Written task:
Give an exact copy of every line, leaving images out.

Data for this task:
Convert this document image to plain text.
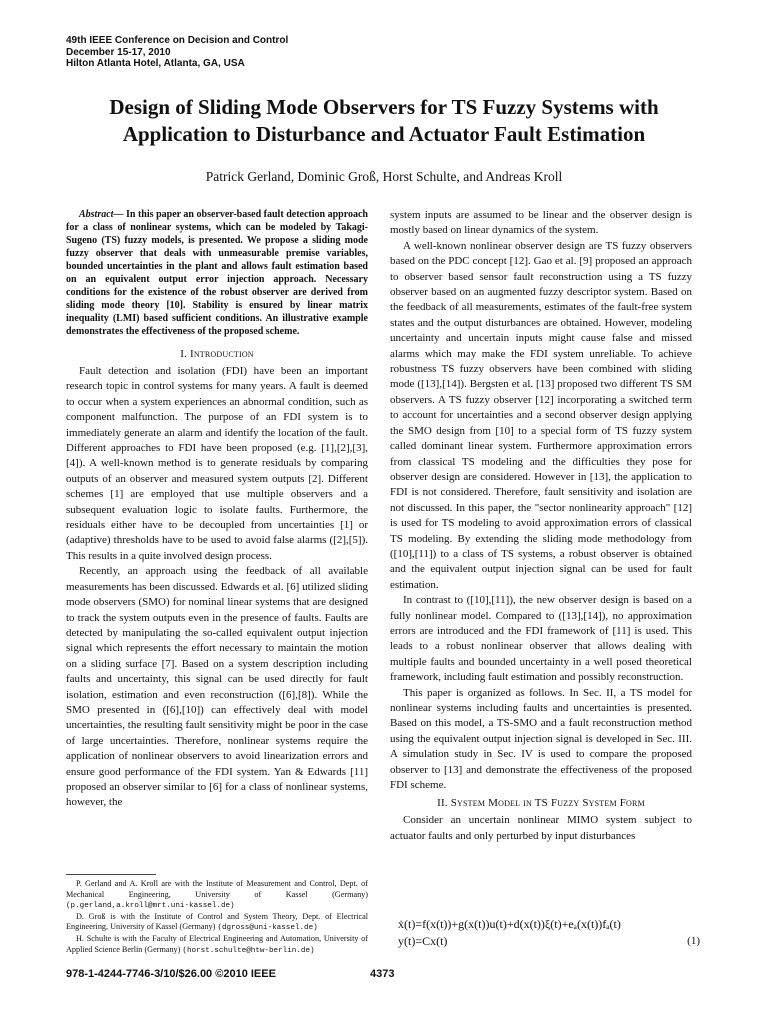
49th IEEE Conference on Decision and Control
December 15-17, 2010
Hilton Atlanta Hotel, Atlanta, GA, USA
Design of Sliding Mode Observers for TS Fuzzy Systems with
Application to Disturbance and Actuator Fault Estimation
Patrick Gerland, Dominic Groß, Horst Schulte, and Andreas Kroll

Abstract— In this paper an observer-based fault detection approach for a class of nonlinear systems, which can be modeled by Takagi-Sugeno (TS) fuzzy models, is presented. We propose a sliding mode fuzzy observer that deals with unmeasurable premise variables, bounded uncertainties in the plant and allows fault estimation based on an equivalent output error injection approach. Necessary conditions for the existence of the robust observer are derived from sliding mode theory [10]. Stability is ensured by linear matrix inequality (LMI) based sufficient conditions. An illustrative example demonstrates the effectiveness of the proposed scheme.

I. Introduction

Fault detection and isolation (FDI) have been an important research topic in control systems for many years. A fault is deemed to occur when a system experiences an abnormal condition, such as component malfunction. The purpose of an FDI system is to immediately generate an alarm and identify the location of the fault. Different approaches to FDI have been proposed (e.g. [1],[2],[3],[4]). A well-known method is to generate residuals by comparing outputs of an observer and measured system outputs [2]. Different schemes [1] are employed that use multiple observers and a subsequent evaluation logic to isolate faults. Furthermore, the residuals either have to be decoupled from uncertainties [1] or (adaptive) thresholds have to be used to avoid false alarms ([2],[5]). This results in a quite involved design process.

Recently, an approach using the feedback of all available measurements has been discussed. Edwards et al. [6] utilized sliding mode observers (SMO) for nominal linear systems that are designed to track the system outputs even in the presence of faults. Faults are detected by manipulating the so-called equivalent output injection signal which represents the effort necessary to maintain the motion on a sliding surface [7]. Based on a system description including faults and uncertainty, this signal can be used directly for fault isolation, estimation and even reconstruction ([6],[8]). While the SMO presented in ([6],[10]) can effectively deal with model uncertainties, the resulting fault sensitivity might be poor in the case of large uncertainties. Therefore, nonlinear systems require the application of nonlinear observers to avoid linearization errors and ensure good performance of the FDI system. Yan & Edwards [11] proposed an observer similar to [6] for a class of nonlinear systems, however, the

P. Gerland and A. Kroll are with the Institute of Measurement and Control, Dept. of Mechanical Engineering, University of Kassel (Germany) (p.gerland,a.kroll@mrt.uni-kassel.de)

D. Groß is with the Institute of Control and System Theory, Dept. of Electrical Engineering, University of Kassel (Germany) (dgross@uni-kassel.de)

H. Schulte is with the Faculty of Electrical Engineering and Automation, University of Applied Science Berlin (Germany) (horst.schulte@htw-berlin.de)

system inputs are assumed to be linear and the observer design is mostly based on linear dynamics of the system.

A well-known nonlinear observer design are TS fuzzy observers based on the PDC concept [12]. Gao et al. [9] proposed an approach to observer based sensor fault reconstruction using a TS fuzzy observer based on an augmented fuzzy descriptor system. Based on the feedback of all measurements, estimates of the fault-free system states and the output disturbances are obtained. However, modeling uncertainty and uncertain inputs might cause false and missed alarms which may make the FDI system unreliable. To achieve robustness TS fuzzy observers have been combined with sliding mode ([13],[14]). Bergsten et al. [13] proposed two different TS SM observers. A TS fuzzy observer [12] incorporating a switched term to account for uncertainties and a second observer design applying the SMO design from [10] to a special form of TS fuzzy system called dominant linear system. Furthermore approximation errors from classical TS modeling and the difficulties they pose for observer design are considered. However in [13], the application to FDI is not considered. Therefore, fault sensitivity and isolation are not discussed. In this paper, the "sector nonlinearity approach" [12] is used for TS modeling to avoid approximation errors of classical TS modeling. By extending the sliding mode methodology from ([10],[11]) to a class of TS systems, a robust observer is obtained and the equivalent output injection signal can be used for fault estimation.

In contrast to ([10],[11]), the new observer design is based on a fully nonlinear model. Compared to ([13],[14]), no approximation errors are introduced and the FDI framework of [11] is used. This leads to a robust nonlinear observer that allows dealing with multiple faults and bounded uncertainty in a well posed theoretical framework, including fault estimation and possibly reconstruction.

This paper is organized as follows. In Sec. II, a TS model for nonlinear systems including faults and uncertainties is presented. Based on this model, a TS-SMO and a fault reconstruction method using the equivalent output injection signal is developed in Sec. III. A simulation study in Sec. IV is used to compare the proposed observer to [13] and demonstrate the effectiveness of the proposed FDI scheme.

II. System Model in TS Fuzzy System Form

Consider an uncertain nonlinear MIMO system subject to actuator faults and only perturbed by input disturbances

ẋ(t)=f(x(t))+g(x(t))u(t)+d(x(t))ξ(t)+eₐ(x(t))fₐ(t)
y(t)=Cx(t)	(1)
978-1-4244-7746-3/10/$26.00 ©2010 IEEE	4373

Response:
Convert this document image to plain text.
49th IEEE Conference on Decision and Control
December 15-17, 2010
Hilton Atlanta Hotel, Atlanta, GA, USA
Design of Sliding Mode Observers for TS Fuzzy Systems with
Application to Disturbance and Actuator Fault Estimation
Patrick Gerland, Dominic Groß, Horst Schulte, and Andreas Kroll

Abstract— In this paper an observer-based fault detection approach for a class of nonlinear systems, which can be modeled by Takagi-Sugeno (TS) fuzzy models, is presented. We propose a sliding mode fuzzy observer that deals with unmeasurable premise variables, bounded uncertainties in the plant and allows fault estimation based on an equivalent output error injection approach. Necessary conditions for the existence of the robust observer are derived from sliding mode theory [10]. Stability is ensured by linear matrix inequality (LMI) based sufficient conditions. An illustrative example demonstrates the effectiveness of the proposed scheme.

I. Introduction

Fault detection and isolation (FDI) have been an important research topic in control systems for many years. A fault is deemed to occur when a system experiences an abnormal condition, such as component malfunction. The purpose of an FDI system is to immediately generate an alarm and identify the location of the fault. Different approaches to FDI have been proposed (e.g. [1],[2],[3],[4]). A well-known method is to generate residuals by comparing outputs of an observer and measured system outputs [2]. Different schemes [1] are employed that use multiple observers and a subsequent evaluation logic to isolate faults. Furthermore, the residuals either have to be decoupled from uncertainties [1] or (adaptive) thresholds have to be used to avoid false alarms ([2],[5]). This results in a quite involved design process.

Recently, an approach using the feedback of all available measurements has been discussed. Edwards et al. [6] utilized sliding mode observers (SMO) for nominal linear systems that are designed to track the system outputs even in the presence of faults. Faults are detected by manipulating the so-called equivalent output injection signal which represents the effort necessary to maintain the motion on a sliding surface [7]. Based on a system description including faults and uncertainty, this signal can be used directly for fault isolation, estimation and even reconstruction ([6],[8]). While the SMO presented in ([6],[10]) can effectively deal with model uncertainties, the resulting fault sensitivity might be poor in the case of large uncertainties. Therefore, nonlinear systems require the application of nonlinear observers to avoid linearization errors and ensure good performance of the FDI system. Yan & Edwards [11] proposed an observer similar to [6] for a class of nonlinear systems, however, the

P. Gerland and A. Kroll are with the Institute of Measurement and Control, Dept. of Mechanical Engineering, University of Kassel (Germany) (p.gerland,a.kroll@mrt.uni-kassel.de)

D. Groß is with the Institute of Control and System Theory, Dept. of Electrical Engineering, University of Kassel (Germany) (dgross@uni-kassel.de)

H. Schulte is with the Faculty of Electrical Engineering and Automation, University of Applied Science Berlin (Germany) (horst.schulte@htw-berlin.de)

system inputs are assumed to be linear and the observer design is mostly based on linear dynamics of the system.

A well-known nonlinear observer design are TS fuzzy observers based on the PDC concept [12]. Gao et al. [9] proposed an approach to observer based sensor fault reconstruction using a TS fuzzy observer based on an augmented fuzzy descriptor system. Based on the feedback of all measurements, estimates of the fault-free system states and the output disturbances are obtained. However, modeling uncertainty and uncertain inputs might cause false and missed alarms which may make the FDI system unreliable. To achieve robustness TS fuzzy observers have been combined with sliding mode ([13],[14]). Bergsten et al. [13] proposed two different TS SM observers. A TS fuzzy observer [12] incorporating a switched term to account for uncertainties and a second observer design applying the SMO design from [10] to a special form of TS fuzzy system called dominant linear system. Furthermore approximation errors from classical TS modeling and the difficulties they pose for observer design are considered. However in [13], the application to FDI is not considered. Therefore, fault sensitivity and isolation are not discussed. In this paper, the "sector nonlinearity approach" [12] is used for TS modeling to avoid approximation errors of classical TS modeling. By extending the sliding mode methodology from ([10],[11]) to a class of TS systems, a robust observer is obtained and the equivalent output injection signal can be used for fault estimation.

In contrast to ([10],[11]), the new observer design is based on a fully nonlinear model. Compared to ([13],[14]), no approximation errors are introduced and the FDI framework of [11] is used. This leads to a robust nonlinear observer that allows dealing with multiple faults and bounded uncertainty in a well posed theoretical framework, including fault estimation and possibly reconstruction.

This paper is organized as follows. In Sec. II, a TS model for nonlinear systems including faults and uncertainties is presented. Based on this model, a TS-SMO and a fault reconstruction method using the equivalent output injection signal is developed in Sec. III. A simulation study in Sec. IV is used to compare the proposed observer to [13] and demonstrate the effectiveness of the proposed FDI scheme.

II. System Model in TS Fuzzy System Form

Consider an uncertain nonlinear MIMO system subject to actuator faults and only perturbed by input disturbances

ẋ(t)=f(x(t))+g(x(t))u(t)+d(x(t))ξ(t)+eₐ(x(t))fₐ(t)
y(t)=Cx(t)	(1)
978-1-4244-7746-3/10/$26.00 ©2010 IEEE	4373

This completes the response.